> _WRITTEN PROBLEM_
Replace "series-line-0" with "trace-0" in the lines from the line with "Output each element" to the line with "x-tick-label-6: 300 xyxy=(387,453,414,470)". Write out only those lines, with nothing else altered.

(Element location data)
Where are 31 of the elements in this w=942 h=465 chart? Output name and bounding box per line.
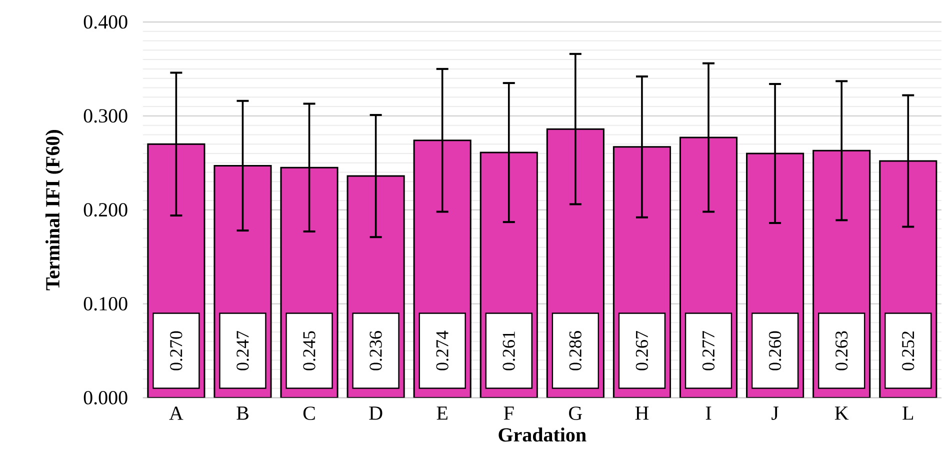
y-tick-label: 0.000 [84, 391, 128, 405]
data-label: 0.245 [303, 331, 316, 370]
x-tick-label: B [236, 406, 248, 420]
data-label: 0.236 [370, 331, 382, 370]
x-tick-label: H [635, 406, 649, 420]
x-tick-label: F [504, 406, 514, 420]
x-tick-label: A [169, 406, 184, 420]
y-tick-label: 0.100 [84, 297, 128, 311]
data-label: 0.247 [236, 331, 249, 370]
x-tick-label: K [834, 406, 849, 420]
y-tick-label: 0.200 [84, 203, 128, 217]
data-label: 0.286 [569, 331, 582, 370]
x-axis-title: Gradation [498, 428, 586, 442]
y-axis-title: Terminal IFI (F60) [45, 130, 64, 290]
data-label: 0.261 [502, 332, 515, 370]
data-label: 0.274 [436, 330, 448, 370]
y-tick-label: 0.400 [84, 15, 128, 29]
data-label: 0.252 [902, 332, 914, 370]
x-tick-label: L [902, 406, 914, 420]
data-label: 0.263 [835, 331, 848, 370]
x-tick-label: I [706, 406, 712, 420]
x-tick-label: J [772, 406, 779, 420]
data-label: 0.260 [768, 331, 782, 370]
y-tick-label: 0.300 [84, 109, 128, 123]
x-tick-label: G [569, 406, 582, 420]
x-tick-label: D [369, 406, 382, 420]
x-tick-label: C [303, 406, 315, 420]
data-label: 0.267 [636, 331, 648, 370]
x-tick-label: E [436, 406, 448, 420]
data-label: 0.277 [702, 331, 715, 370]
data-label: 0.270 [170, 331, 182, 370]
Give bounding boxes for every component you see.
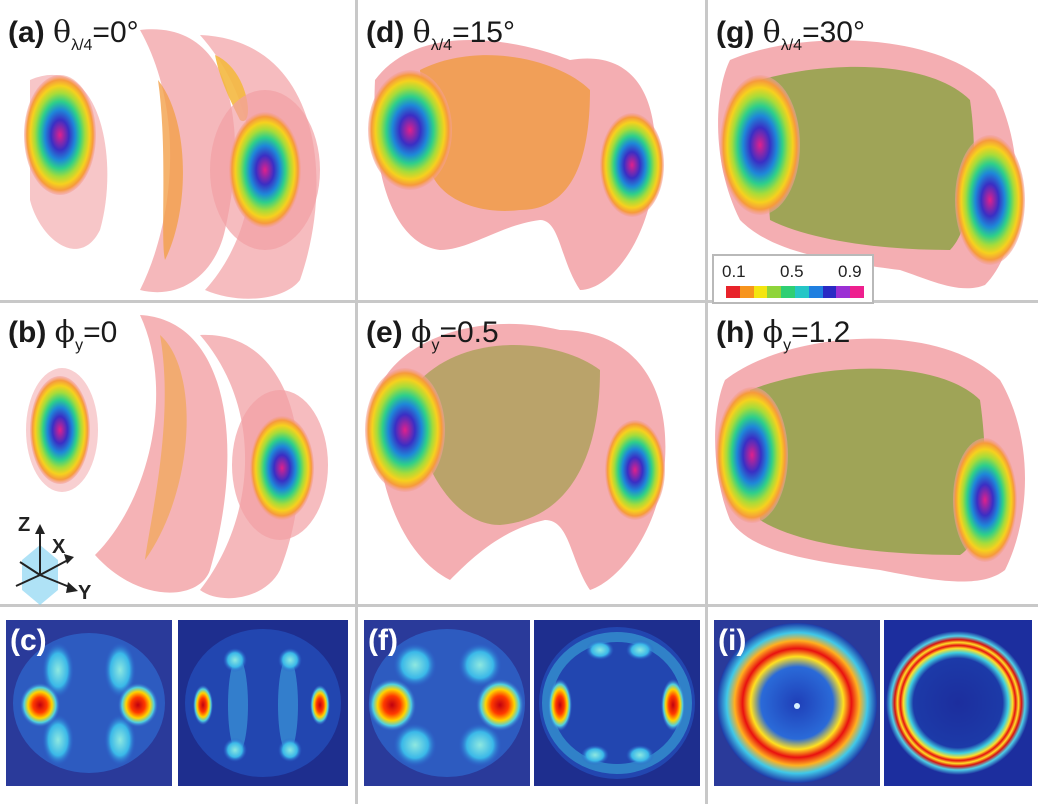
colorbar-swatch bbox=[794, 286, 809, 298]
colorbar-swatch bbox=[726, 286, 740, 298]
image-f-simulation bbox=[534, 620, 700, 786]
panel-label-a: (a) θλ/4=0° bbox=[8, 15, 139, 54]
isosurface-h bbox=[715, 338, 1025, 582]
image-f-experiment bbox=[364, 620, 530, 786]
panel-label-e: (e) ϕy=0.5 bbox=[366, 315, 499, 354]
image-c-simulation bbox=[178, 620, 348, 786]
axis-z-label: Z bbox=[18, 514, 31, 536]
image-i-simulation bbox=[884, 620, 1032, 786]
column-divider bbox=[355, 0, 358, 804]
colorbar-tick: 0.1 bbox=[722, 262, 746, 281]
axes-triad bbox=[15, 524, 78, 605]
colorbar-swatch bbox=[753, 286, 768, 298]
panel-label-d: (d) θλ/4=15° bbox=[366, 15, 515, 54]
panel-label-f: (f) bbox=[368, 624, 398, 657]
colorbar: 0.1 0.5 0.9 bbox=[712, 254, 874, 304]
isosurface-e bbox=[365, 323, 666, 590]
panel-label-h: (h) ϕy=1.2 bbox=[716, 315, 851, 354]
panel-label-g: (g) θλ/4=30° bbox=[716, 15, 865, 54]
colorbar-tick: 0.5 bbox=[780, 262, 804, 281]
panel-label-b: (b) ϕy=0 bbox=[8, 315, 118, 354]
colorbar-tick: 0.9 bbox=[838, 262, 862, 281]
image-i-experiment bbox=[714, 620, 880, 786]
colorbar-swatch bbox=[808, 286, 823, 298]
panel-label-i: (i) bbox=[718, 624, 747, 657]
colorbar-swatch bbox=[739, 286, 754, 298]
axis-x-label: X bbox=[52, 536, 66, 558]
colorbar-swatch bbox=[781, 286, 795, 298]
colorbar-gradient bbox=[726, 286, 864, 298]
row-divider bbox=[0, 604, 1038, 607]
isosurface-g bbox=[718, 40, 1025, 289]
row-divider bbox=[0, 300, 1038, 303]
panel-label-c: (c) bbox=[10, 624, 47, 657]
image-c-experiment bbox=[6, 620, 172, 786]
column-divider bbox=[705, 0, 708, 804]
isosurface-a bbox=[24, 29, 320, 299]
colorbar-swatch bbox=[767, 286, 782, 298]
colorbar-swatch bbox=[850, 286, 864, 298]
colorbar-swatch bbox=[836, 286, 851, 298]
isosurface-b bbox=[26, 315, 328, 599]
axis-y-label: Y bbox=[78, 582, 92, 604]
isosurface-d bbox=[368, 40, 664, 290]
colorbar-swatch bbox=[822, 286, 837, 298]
---
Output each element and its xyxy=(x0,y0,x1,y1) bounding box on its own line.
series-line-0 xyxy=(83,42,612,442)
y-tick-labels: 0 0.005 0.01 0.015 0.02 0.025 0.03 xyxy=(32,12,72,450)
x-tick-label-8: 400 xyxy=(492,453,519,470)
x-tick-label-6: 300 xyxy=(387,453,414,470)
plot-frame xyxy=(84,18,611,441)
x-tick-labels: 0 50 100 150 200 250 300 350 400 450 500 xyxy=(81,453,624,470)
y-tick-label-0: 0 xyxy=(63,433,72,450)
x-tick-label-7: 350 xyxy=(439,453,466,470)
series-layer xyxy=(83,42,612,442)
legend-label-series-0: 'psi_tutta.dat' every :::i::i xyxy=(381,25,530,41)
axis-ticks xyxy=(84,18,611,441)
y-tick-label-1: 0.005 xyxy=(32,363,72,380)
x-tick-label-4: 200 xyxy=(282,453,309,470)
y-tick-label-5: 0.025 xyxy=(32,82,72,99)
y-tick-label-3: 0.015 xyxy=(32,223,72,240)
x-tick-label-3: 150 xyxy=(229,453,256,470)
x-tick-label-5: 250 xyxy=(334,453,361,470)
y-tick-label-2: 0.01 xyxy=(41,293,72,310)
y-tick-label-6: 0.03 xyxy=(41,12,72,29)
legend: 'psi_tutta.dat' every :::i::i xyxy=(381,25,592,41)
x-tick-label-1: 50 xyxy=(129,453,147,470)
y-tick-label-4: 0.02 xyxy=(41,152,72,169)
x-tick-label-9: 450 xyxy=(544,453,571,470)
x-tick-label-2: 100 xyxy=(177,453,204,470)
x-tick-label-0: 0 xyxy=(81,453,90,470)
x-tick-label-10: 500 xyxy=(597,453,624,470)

> _RESULT_
Output each element and its xyxy=(x0,y0,x1,y1) bounding box on its own line.
trace-0 xyxy=(83,42,612,442)
y-tick-labels: 0 0.005 0.01 0.015 0.02 0.025 0.03 xyxy=(32,12,72,450)
x-tick-label-8: 400 xyxy=(492,453,519,470)
x-tick-label-6: 300 xyxy=(387,453,414,470)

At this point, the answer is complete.